• _Written instruction_
Search the material for the string "NEXT", then return every line where it is found.

• _Task inputs_

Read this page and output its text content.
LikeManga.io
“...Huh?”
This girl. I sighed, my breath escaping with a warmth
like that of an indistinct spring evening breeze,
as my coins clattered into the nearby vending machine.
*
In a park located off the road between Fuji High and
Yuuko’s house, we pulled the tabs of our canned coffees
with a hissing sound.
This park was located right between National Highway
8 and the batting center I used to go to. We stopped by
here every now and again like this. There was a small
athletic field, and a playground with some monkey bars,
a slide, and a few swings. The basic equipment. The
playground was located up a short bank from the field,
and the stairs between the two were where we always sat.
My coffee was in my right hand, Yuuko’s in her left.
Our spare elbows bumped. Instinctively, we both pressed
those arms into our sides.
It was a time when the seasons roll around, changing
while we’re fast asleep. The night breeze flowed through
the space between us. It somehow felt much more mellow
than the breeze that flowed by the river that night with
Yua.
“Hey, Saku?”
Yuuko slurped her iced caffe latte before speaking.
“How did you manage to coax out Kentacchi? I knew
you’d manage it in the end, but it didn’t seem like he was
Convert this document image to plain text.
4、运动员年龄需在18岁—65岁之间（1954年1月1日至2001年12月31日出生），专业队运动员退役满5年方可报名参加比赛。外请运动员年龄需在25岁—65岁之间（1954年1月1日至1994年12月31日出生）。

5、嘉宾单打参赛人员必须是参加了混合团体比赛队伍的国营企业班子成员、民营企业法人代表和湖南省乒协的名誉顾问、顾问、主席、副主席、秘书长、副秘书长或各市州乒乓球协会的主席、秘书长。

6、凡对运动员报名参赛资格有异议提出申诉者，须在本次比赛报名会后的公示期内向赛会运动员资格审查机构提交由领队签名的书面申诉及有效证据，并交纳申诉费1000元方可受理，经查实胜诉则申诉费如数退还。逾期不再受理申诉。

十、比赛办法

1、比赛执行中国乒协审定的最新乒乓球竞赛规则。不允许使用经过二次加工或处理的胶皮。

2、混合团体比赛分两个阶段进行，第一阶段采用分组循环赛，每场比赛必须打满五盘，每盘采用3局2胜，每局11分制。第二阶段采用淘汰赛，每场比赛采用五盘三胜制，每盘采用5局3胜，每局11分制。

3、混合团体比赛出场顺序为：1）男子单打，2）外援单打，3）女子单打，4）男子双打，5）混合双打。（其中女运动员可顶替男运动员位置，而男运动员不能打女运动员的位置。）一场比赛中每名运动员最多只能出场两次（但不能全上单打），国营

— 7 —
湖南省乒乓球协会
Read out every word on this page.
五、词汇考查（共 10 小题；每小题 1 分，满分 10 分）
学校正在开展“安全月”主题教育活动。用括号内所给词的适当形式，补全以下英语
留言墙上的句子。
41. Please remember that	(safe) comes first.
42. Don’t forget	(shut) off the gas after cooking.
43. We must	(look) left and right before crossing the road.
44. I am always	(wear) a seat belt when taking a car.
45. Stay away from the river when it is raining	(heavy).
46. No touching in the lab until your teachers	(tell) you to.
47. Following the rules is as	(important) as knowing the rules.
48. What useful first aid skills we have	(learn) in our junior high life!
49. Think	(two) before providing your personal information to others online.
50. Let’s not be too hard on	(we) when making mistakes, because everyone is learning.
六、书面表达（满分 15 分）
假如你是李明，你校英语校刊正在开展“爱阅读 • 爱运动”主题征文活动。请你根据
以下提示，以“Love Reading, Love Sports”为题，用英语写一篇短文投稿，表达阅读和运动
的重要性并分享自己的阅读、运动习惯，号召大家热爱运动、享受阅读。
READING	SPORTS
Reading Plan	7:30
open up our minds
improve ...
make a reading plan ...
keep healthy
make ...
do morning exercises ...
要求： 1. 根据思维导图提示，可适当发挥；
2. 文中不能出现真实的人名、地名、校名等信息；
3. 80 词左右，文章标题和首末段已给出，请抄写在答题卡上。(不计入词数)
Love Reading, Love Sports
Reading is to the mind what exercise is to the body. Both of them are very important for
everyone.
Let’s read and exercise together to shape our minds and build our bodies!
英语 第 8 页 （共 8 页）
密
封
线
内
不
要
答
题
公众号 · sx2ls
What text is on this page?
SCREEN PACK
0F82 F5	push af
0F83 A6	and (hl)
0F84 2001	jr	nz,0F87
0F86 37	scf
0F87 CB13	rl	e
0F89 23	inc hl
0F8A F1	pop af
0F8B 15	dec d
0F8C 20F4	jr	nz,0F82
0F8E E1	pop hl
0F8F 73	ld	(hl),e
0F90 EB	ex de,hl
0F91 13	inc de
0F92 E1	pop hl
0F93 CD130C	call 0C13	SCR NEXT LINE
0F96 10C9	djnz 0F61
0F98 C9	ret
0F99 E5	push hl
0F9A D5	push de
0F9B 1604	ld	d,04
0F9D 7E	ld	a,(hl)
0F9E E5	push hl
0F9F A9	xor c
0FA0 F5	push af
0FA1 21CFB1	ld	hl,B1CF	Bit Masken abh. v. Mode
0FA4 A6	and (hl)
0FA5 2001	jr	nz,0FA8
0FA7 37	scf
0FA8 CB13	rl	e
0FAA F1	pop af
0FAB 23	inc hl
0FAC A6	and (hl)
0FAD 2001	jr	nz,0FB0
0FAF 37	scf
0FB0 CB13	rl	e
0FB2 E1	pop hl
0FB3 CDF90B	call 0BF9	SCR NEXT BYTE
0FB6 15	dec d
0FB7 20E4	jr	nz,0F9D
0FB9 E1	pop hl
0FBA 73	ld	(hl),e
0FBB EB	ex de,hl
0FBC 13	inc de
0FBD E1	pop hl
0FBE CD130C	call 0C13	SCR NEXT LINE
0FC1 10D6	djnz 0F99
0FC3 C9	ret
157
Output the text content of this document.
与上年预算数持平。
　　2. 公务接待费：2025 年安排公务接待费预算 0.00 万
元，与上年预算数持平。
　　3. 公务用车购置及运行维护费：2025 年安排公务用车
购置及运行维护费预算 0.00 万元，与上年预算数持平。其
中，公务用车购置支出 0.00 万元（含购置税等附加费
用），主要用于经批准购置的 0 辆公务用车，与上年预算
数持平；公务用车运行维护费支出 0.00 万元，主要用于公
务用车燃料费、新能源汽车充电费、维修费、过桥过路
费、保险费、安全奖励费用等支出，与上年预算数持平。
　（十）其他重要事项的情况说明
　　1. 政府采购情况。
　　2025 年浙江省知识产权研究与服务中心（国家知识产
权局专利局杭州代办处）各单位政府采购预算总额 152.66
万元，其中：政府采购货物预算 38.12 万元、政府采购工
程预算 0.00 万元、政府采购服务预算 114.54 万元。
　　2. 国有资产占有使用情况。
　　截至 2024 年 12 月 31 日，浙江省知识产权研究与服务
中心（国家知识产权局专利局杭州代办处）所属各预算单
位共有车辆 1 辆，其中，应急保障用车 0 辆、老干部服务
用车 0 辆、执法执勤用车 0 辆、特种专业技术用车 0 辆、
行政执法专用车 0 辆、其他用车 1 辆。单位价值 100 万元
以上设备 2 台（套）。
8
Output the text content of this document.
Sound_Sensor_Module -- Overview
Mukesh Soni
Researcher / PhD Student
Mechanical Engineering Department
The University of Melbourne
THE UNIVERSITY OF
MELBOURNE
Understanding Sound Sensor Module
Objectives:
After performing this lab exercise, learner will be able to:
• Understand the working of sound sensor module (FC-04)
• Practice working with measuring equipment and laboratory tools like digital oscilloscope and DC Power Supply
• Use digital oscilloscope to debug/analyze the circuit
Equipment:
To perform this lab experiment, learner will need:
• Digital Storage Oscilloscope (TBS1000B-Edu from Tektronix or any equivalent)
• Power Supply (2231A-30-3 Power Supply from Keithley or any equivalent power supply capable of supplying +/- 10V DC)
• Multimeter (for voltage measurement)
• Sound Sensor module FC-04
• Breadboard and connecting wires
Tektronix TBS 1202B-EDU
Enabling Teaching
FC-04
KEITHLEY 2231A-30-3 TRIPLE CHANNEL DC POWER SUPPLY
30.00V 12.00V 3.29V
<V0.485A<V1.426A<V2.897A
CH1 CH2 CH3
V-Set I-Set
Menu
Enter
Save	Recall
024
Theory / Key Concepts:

• _Answer to this problem_
0F93 CD130C	call 0C13	SCR NEXT LINE
0FB3 CDF90B	call 0BF9	SCR NEXT BYTE
0FBE CD130C	call 0C13	SCR NEXT LINE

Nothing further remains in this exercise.